§ TASK GOAL
Look through the material below. Copy each line that contains the string "this".

= = =

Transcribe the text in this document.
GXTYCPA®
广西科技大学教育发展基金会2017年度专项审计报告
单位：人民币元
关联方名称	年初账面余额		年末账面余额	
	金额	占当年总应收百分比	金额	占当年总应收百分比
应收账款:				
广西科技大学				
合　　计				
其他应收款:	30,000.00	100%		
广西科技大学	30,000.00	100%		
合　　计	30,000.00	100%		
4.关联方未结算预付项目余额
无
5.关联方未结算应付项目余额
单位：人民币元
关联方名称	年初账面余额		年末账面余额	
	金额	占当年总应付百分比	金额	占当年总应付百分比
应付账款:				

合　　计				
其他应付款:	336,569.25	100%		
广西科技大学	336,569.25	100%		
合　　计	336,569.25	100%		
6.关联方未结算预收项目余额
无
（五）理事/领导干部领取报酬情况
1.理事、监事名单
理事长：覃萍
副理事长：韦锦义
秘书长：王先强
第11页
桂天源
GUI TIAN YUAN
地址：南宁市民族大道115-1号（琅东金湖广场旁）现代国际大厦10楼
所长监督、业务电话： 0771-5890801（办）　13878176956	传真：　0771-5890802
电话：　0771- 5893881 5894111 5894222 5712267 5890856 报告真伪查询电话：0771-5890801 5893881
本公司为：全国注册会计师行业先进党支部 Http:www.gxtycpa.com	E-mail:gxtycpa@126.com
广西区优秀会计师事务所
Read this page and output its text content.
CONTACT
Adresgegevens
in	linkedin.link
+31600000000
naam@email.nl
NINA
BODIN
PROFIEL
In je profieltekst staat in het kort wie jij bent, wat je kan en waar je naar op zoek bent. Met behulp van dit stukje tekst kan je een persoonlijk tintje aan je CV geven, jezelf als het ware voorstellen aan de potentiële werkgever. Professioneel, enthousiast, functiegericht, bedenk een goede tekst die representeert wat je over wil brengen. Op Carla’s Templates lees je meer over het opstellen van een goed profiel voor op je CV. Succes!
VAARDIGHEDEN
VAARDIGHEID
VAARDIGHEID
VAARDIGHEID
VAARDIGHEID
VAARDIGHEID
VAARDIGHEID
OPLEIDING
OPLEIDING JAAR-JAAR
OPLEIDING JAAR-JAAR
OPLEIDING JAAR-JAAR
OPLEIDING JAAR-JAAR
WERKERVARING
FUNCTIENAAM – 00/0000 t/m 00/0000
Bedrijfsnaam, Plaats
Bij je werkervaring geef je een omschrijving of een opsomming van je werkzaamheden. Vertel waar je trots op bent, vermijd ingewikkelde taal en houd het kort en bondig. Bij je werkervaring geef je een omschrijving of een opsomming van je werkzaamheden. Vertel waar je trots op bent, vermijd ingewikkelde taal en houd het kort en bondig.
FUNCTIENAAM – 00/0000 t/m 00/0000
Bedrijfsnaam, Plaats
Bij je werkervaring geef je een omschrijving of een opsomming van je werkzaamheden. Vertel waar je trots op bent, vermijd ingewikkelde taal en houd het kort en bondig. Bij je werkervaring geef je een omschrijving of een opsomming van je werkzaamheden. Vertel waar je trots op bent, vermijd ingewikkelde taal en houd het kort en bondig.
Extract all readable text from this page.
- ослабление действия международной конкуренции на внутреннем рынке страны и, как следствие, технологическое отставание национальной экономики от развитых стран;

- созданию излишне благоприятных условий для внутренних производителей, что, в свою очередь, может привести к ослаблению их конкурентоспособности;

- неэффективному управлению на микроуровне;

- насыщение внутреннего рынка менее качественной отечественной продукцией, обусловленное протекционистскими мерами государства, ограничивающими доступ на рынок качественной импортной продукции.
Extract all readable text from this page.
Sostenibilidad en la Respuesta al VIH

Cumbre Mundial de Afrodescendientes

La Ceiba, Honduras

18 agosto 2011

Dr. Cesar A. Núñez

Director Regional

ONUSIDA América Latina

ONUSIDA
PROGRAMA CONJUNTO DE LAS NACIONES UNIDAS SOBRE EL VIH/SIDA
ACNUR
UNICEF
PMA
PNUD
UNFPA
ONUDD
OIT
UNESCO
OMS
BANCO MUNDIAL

= = =

§ RESULT
Transcribe the text in this document.
Read this page and output its text content.
Extract all readable text from this page.
Extract all readable text from this page.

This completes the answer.